▸ Task objective
Which lines in the items below contain the string "capacity", with uppercase and lowercase letters counted as different? Copy each such line in full.

▸ Records shown
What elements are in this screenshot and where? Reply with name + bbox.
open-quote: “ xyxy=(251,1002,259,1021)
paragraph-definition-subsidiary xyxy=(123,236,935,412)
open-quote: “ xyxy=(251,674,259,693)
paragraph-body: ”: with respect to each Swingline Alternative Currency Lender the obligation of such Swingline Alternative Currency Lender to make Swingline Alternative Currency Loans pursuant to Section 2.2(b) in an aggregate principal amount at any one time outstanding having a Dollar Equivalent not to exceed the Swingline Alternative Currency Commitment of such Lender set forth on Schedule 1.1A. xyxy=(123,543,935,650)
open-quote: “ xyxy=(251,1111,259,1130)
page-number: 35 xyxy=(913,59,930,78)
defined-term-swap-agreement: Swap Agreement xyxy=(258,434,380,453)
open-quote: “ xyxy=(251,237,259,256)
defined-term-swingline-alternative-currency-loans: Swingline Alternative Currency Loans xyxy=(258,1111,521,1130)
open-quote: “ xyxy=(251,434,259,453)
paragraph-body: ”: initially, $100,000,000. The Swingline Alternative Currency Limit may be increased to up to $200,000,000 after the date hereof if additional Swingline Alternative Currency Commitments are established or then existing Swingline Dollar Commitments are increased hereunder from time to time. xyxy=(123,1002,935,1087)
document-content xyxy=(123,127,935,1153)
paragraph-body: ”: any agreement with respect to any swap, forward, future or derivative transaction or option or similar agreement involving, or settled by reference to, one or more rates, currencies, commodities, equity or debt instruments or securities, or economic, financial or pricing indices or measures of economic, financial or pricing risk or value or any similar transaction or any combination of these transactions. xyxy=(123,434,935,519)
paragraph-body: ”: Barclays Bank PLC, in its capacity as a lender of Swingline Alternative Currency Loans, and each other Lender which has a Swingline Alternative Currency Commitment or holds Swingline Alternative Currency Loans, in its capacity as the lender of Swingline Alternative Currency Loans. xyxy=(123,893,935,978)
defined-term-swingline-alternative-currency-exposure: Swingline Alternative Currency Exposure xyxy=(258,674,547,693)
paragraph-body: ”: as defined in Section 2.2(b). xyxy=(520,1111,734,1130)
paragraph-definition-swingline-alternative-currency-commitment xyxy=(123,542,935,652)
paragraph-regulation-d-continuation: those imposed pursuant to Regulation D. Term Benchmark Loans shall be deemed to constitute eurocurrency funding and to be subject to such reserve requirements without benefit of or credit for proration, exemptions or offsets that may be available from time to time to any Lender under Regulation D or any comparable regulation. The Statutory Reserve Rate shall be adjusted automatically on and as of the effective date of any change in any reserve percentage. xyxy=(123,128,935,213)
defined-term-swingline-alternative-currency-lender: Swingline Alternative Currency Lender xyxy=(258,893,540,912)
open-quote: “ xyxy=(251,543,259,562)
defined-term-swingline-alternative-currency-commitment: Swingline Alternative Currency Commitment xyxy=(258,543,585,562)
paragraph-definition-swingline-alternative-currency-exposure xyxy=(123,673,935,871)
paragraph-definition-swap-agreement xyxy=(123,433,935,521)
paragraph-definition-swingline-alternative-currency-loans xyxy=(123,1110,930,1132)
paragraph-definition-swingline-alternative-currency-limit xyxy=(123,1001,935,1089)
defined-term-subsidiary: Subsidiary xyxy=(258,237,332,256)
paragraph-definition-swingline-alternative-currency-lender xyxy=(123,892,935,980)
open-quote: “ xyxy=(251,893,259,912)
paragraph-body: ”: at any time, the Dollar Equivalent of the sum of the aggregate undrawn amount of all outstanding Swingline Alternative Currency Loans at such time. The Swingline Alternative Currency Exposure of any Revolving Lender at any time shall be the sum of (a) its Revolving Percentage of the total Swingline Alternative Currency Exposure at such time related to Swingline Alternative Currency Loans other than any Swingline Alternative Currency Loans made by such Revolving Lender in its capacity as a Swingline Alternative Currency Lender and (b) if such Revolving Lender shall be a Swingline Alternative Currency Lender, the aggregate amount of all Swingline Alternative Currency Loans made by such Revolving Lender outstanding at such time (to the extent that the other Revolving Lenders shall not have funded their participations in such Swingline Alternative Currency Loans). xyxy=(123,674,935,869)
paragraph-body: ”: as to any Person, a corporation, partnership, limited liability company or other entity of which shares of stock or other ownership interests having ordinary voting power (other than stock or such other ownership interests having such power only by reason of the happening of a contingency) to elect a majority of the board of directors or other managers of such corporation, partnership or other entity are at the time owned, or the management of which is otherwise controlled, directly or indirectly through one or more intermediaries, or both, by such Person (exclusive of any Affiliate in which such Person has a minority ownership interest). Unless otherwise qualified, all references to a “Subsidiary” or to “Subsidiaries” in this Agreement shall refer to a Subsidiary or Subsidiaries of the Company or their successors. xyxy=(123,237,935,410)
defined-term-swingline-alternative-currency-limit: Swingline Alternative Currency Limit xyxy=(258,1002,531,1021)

▸ Written solution
paragraph-body: ”: Barclays Bank PLC, in its capacity as a lender of Swingline Alternative Currency Loans, and each other Lender which has a Swingline Alternative Currency Commitment or holds Swingline Alternative Currency Loans, in its capacity as the lender of Swingline Alternative Currency Loans. xyxy=(123,893,935,978)
paragraph-body: ”: at any time, the Dollar Equivalent of the sum of the aggregate undrawn amount of all outstanding Swingline Alternative Currency Loans at such time. The Swingline Alternative Currency Exposure of any Revolving Lender at any time shall be the sum of (a) its Revolving Percentage of the total Swingline Alternative Currency Exposure at such time related to Swingline Alternative Currency Loans other than any Swingline Alternative Currency Loans made by such Revolving Lender in its capacity as a Swingline Alternative Currency Lender and (b) if such Revolving Lender shall be a Swingline Alternative Currency Lender, the aggregate amount of all Swingline Alternative Currency Loans made by such Revolving Lender outstanding at such time (to the extent that the other Revolving Lenders shall not have funded their participations in such Swingline Alternative Currency Loans). xyxy=(123,674,935,869)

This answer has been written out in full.